--- RECORDS PROVIDED ---
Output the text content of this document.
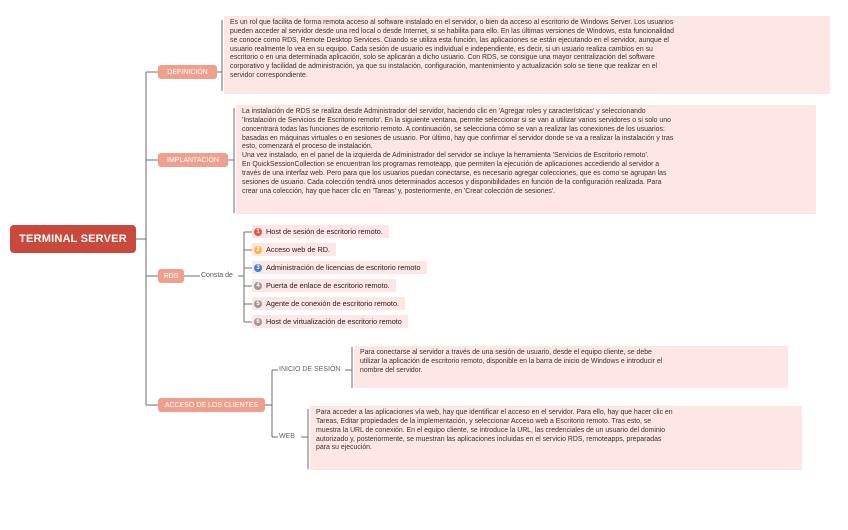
TERMINAL SERVER
DEFINICIÓN
Es un rol que facilita de forma remota acceso al software instalado en el servidor, o bien da acceso al escritorio de Windows Server. Los usuarios
pueden acceder al servidor desde una red local o desde Internet, si se habilita para ello. En las últimas versiones de Windows, esta funcionalidad
se conoce como RDS, Remote Desktop Services. Cuando se utiliza esta función, las aplicaciones se están ejecutando en el servidor, aunque el
usuario realmente lo vea en su equipo. Cada sesión de usuario es individual e independiente, es decir, si un usuario realiza cambios en su
escritorio o en una determinada aplicación, solo se aplicarán a dicho usuario. Con RDS, se consigue una mayor centralización del software
corporativo y facilidad de administración, ya que su instalación, configuración, mantenimiento y actualización solo se tiene que realizar en el
servidor correspondiente.
IMPLANTACIÓN
La instalación de RDS se realiza desde Administrador del servidor, haciendo clic en 'Agregar roles y características' y seleccionando
'Instalación de Servicios de Escritorio remoto'. En la siguiente ventana, permite seleccionar si se van a utilizar varios servidores o si solo uno
concentrará todas las funciones de escritorio remoto. A continuación, se selecciona cómo se van a realizar las conexiones de los usuarios:
basadas en máquinas virtuales o en sesiones de usuario. Por último, hay que confirmar el servidor donde se va a realizar la instalación y tras
esto, comenzará el proceso de instalación.
Una vez instalado, en el panel de la izquierda de Administrador del servidor se incluye la herramienta 'Servicios de Escritorio remoto'.
En QuickSessionCollection se encuentran los programas remoteapp, que permiten la ejecución de aplicaciones accediendo al servidor a
través de una interfaz web. Pero para que los usuarios puedan conectarse, es necesario agregar colecciones, que es como se agrupan las
sesiones de usuario. Cada colección tendrá unos determinados accesos y disponibilidades en función de la configuración realizada. Para
crear una colección, hay que hacer clic en 'Tareas' y, posteriormente, en 'Crear colección de sesiones'.
RDS	Consta de
1 Host de sesión de escritorio remoto.
2 Acceso web de RD.
3 Administración de licencias de escritorio remoto
4 Puerta de enlace de escritorio remoto.
5 Agente de conexión de escritorio remoto.
6 Host de virtualización de escritorio remoto
ACCESO DE LOS CLIENTES
INICIO DE SESIÓN
Para conectarse al servidor a través de una sesión de usuario, desde el equipo cliente, se debe
utilizar la aplicación de escritorio remoto, disponible en la barra de inicio de Windows e introducir el
nombre del servidor.
WEB
Para acceder a las aplicaciones vía web, hay que identificar el acceso en el servidor. Para ello, hay que hacer clic en
Tareas, Editar propiedades de la implementación, y seleccionar Acceso web a Escritorio remoto. Tras esto, se
muestra la URL de conexión. En el equipo cliente, se introduce la URL, las credenciales de un usuario del dominio
autorizado y, posteriormente, se muestran las aplicaciones incluidas en el servicio RDS, remoteapps, preparadas
para su ejecución.
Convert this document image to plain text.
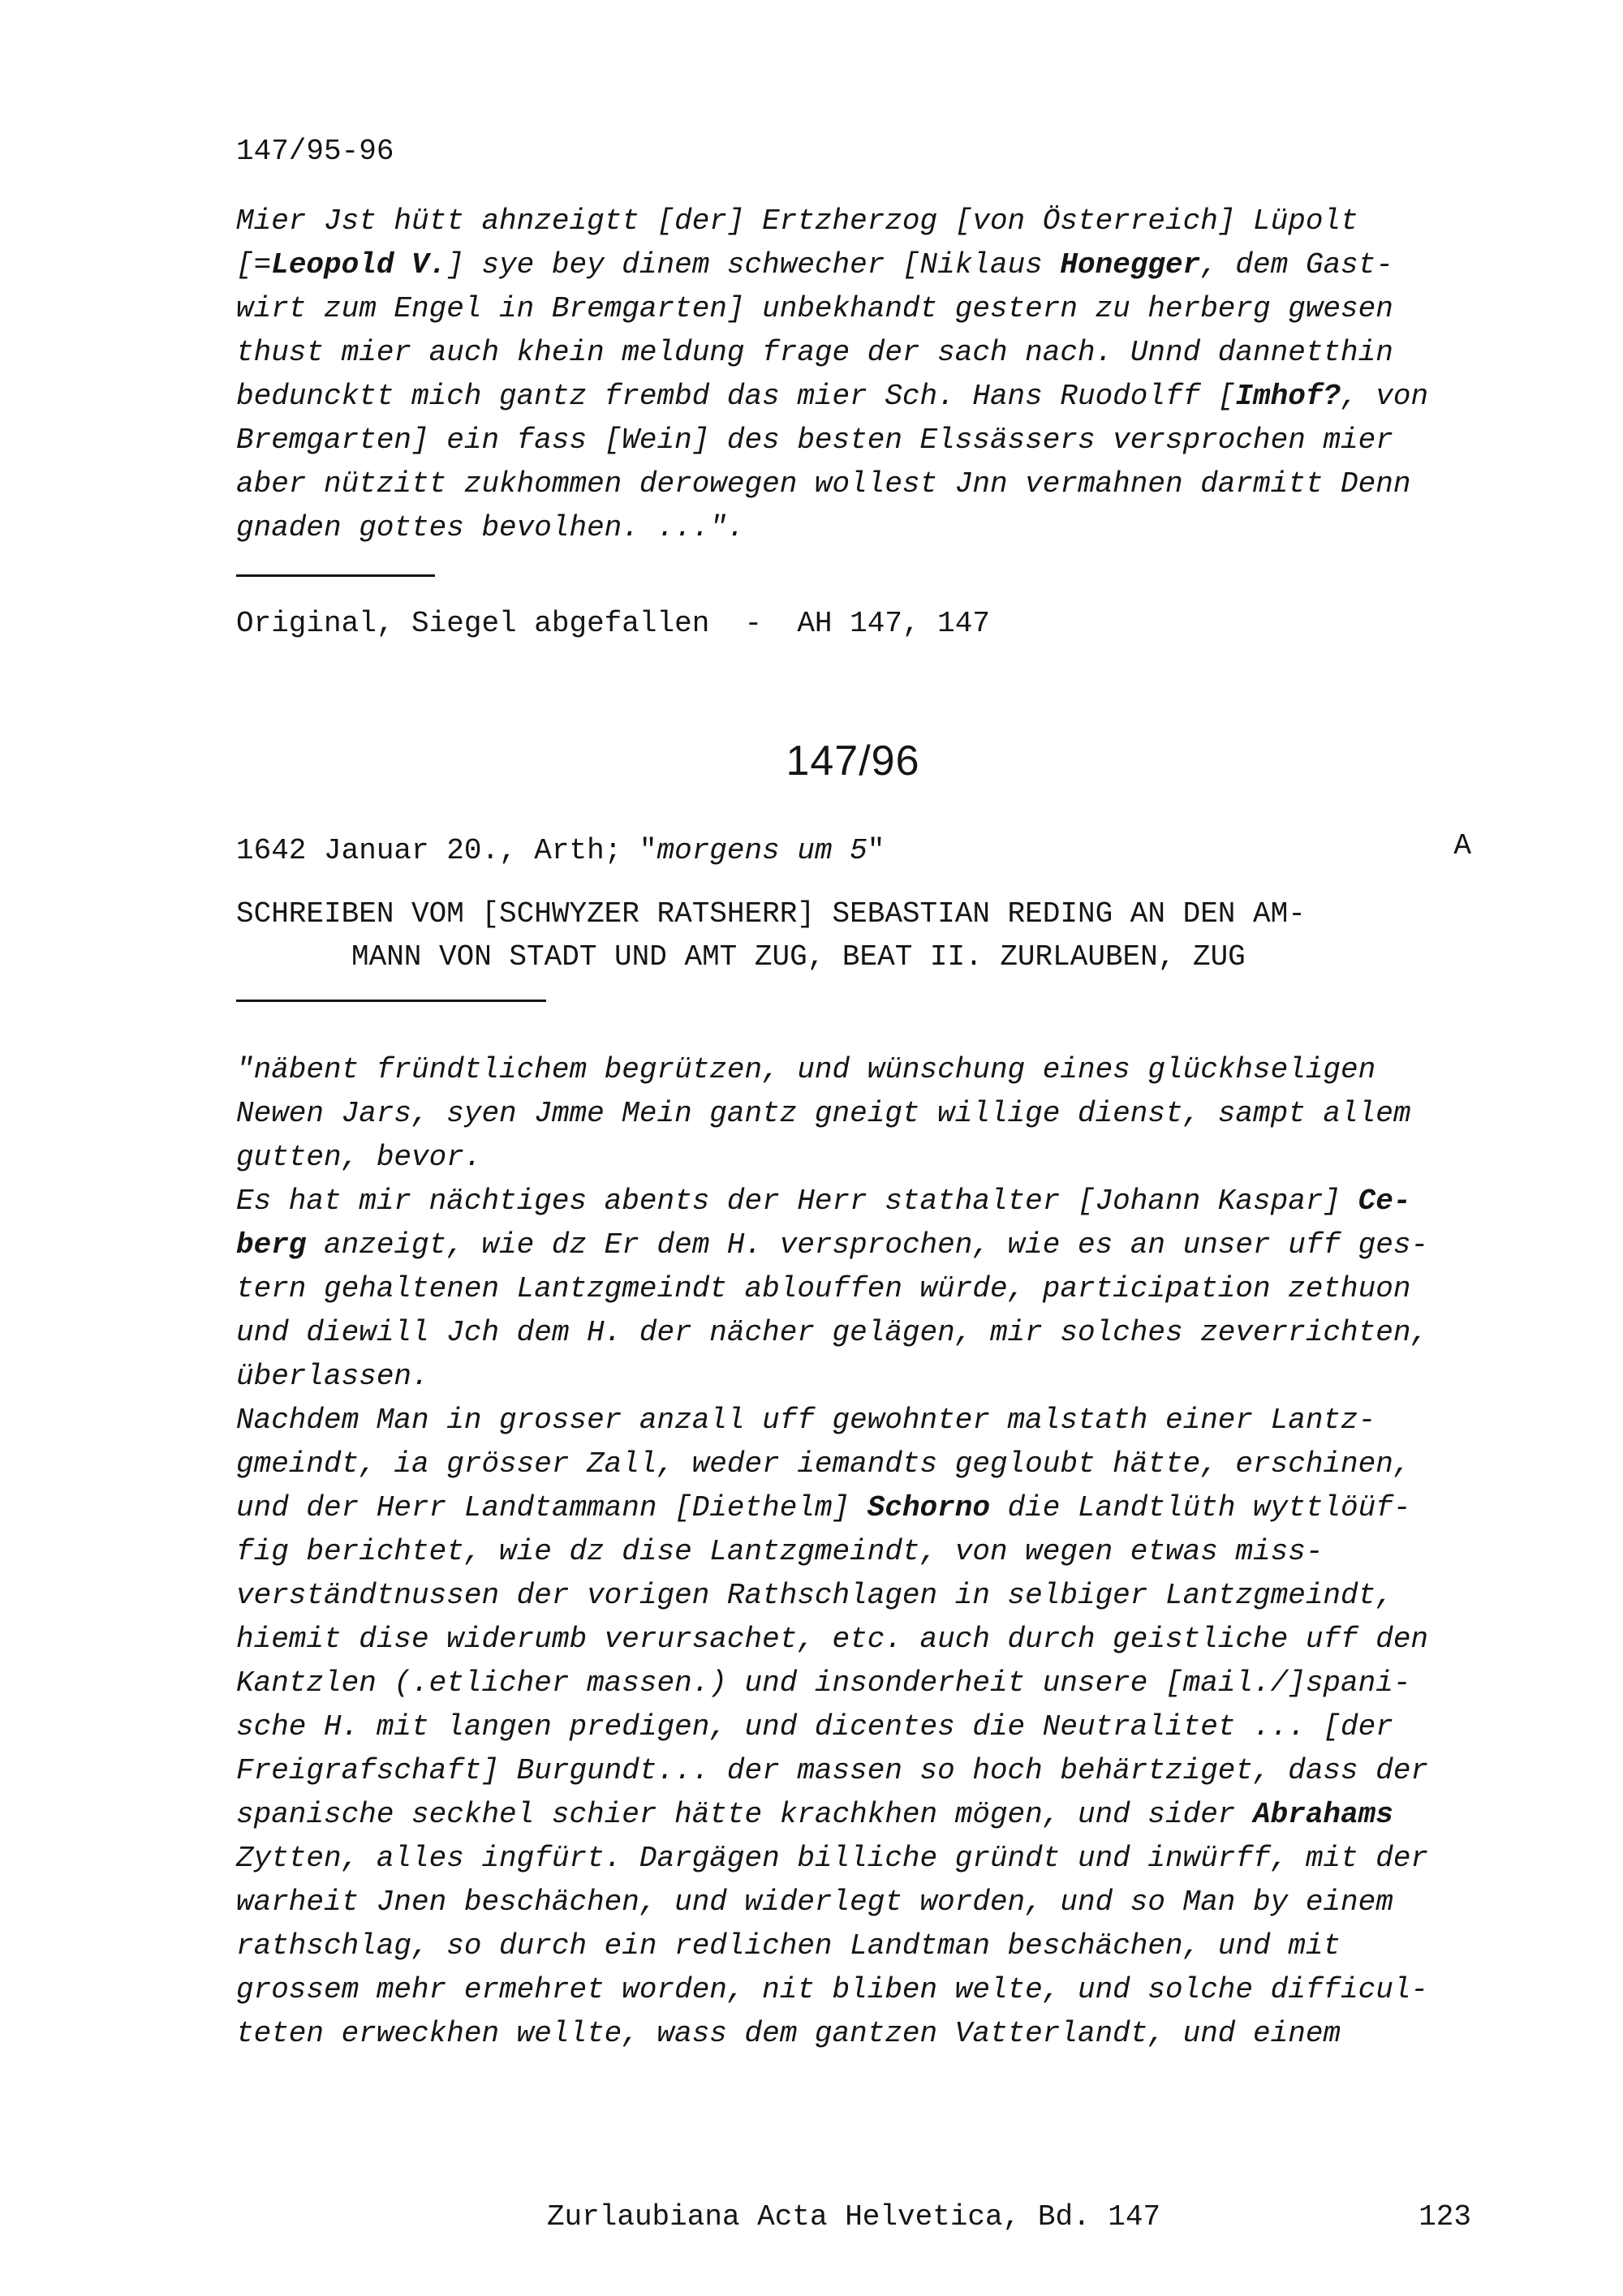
147/95-96
Mier Jst hütt ahnzeigtt [der] Ertzherzog [von Österreich] Lüpolt
[=Leopold V.] sye bey dinem schwecher [Niklaus Honegger, dem Gast-
wirt zum Engel in Bremgarten] unbekhandt gestern zu herberg gwesen
thust mier auch khein meldung frage der sach nach. Unnd dannetthin
beduncktt mich gantz frembd das mier Sch. Hans Ruodolff [Imhof?, von
Bremgarten] ein fass [Wein] des besten Elssässers versprochen mier
aber nützitt zukhommen derowegen wollest Jnn vermahnen darmitt Denn
gnaden gottes bevolhen. ...".
Original, Siegel abgefallen  -  AH 147, 147
147/96
1642 Januar 20., Arth; "morgens um 5"	A
SCHREIBEN VOM [SCHWYZER RATSHERR] SEBASTIAN REDING AN DEN AM-
MANN VON STADT UND AMT ZUG, BEAT II. ZURLAUBEN, ZUG
"näbent fründtlichem begrützen, und wünschung eines glückhseligen
Newen Jars, syen Jmme Mein gantz gneigt willige dienst, sampt allem
gutten, bevor.
Es hat mir nächtiges abents der Herr stathalter [Johann Kaspar] Ce-
berg anzeigt, wie dz Er dem H. versprochen, wie es an unser uff ges-
tern gehaltenen Lantzgmeindt ablouffen würde, participation zethuon
und diewill Jch dem H. der nächer gelägen, mir solches zeverrichten,
überlassen.
Nachdem Man in grosser anzall uff gewohnter malstath einer Lantz-
gmeindt, ia grösser Zall, weder iemandts gegloubt hätte, erschinen,
und der Herr Landtammann [Diethelm] Schorno die Landtlüth wyttlöüf-
fig berichtet, wie dz dise Lantzgmeindt, von wegen etwas miss-
verständtnussen der vorigen Rathschlagen in selbiger Lantzgmeindt,
hiemit dise widerumb verursachet, etc. auch durch geistliche uff den
Kantzlen (.etlicher massen.) und insonderheit unsere [mail./]spani-
sche H. mit langen predigen, und dicentes die Neutralitet ... [der
Freigrafschaft] Burgundt... der massen so hoch behärtziget, dass der
spanische seckhel schier hätte krachkhen mögen, und sider Abrahams
Zytten, alles ingfürt. Dargägen billiche gründt und inwürff, mit der
warheit Jnen beschächen, und widerlegt worden, und so Man by einem
rathschlag, so durch ein redlichen Landtman beschächen, und mit
grossem mehr ermehret worden, nit bliben welte, und solche difficul-
teten erweckhen wellte, wass dem gantzen Vatterlandt, und einem
Zurlaubiana Acta Helvetica, Bd. 147	123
---
Reply with nothing but a number: how many lines of the entries above contain the string "auch"?

2